* **Your objective**:
Copy all lines of the listing that include the string "price".

* **Supplied records**:
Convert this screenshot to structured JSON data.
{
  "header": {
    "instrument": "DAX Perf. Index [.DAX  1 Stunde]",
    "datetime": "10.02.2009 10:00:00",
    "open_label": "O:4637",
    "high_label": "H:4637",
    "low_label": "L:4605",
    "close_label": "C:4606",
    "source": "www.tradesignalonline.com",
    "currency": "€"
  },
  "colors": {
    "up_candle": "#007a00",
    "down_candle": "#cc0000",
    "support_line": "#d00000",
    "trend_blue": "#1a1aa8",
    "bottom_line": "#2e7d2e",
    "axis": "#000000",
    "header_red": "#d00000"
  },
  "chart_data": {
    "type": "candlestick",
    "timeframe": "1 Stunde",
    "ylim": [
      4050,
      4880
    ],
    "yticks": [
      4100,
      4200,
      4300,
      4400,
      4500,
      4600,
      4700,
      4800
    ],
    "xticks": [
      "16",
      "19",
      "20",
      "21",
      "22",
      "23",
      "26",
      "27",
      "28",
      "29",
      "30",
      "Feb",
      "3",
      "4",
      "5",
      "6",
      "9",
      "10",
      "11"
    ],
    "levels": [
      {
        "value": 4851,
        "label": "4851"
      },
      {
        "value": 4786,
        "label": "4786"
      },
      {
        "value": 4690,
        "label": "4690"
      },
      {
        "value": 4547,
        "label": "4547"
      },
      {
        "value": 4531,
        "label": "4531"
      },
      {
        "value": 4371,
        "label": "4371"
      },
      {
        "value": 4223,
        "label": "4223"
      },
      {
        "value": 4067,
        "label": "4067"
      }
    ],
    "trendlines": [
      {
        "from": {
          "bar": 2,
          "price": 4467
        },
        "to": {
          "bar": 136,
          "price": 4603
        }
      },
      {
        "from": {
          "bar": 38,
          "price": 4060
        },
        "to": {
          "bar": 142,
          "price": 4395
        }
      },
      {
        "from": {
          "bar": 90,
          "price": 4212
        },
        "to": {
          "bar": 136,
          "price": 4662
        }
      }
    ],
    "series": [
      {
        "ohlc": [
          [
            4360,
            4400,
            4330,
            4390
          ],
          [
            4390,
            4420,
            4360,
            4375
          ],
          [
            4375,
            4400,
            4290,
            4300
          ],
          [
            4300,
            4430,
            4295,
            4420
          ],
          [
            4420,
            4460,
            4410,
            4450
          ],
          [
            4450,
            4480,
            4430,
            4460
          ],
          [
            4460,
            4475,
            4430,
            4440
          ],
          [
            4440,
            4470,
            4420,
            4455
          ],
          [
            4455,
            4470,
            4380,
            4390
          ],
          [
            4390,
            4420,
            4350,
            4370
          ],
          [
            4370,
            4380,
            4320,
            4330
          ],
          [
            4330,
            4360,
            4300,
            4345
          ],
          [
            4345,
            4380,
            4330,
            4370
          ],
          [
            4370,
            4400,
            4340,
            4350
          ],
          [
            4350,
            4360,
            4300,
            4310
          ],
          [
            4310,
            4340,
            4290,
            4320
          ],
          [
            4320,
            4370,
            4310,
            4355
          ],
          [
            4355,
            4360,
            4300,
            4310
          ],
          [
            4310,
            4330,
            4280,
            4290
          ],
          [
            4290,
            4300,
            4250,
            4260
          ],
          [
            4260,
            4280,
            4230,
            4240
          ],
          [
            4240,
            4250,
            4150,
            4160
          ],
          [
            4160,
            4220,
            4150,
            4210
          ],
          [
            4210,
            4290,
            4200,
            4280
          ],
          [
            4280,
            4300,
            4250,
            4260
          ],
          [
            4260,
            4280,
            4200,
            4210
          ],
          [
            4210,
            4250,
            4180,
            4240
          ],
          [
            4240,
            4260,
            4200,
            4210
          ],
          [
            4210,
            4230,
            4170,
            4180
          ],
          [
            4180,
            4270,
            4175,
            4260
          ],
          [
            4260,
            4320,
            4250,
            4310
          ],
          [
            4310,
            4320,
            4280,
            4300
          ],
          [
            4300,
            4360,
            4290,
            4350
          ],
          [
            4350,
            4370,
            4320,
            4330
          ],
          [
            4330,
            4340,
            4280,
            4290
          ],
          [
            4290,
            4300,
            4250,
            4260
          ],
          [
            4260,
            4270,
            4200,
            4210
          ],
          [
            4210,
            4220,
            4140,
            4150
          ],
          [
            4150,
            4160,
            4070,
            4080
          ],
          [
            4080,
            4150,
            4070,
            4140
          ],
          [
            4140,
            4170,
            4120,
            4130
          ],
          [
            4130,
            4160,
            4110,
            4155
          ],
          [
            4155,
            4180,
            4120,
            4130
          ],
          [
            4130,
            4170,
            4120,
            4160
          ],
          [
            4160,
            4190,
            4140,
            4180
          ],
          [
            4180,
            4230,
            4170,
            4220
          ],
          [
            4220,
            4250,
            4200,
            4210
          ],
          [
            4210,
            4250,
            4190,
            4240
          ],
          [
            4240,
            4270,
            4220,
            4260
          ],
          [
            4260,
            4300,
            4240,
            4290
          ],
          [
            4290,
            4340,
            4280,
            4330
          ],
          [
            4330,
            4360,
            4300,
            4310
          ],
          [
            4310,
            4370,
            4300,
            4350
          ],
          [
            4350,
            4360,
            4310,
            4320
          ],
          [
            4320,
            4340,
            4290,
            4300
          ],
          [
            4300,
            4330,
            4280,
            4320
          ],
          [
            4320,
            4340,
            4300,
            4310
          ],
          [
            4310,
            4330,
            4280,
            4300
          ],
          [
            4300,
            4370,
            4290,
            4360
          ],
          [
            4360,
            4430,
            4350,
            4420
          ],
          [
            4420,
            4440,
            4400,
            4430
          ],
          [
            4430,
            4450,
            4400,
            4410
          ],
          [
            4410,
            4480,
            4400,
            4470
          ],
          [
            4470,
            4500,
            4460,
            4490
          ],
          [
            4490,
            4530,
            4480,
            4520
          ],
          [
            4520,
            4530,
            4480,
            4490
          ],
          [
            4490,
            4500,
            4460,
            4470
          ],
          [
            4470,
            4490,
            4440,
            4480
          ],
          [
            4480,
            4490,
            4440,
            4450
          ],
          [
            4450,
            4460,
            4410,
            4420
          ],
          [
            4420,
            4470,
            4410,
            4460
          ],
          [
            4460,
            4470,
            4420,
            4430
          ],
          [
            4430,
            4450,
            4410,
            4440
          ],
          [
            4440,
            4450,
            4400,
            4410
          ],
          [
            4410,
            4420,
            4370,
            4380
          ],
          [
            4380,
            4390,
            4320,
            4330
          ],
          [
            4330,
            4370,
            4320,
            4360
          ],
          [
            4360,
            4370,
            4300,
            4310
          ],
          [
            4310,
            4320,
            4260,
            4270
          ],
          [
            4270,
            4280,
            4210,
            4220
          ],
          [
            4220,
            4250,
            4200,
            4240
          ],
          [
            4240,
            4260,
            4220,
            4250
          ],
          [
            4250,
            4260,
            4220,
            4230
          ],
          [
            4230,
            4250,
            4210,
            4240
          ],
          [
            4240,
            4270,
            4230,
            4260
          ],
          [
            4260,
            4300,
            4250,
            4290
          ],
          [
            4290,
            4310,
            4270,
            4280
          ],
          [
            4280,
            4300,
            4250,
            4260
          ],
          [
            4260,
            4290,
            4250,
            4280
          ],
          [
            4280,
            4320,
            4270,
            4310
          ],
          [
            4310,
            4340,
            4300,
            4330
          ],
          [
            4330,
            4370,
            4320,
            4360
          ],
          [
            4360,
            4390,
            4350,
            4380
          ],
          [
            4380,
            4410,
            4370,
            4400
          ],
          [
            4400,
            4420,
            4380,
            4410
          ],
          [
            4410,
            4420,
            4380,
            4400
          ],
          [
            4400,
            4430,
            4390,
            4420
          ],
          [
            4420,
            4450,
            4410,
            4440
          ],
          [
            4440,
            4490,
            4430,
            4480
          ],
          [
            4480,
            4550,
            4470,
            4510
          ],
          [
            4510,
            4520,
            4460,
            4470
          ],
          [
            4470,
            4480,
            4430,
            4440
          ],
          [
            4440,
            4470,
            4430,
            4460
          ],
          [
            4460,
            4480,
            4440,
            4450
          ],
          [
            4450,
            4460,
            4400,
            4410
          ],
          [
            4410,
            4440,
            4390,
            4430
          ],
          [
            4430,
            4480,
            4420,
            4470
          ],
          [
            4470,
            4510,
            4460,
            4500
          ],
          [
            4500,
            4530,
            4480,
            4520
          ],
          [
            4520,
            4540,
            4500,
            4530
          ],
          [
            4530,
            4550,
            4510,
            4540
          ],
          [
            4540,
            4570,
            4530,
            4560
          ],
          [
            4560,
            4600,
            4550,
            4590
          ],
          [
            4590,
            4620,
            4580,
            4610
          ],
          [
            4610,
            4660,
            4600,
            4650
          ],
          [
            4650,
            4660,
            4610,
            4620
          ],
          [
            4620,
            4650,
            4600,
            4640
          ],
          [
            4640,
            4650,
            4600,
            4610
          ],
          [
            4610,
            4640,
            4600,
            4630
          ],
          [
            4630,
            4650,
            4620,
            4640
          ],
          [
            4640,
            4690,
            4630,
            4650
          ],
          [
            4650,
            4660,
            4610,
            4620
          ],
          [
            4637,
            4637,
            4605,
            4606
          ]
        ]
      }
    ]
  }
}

* **The completed task**:
          "price": 4467
          "price": 4603
          "price": 4060
          "price": 4395
          "price": 4212
          "price": 4662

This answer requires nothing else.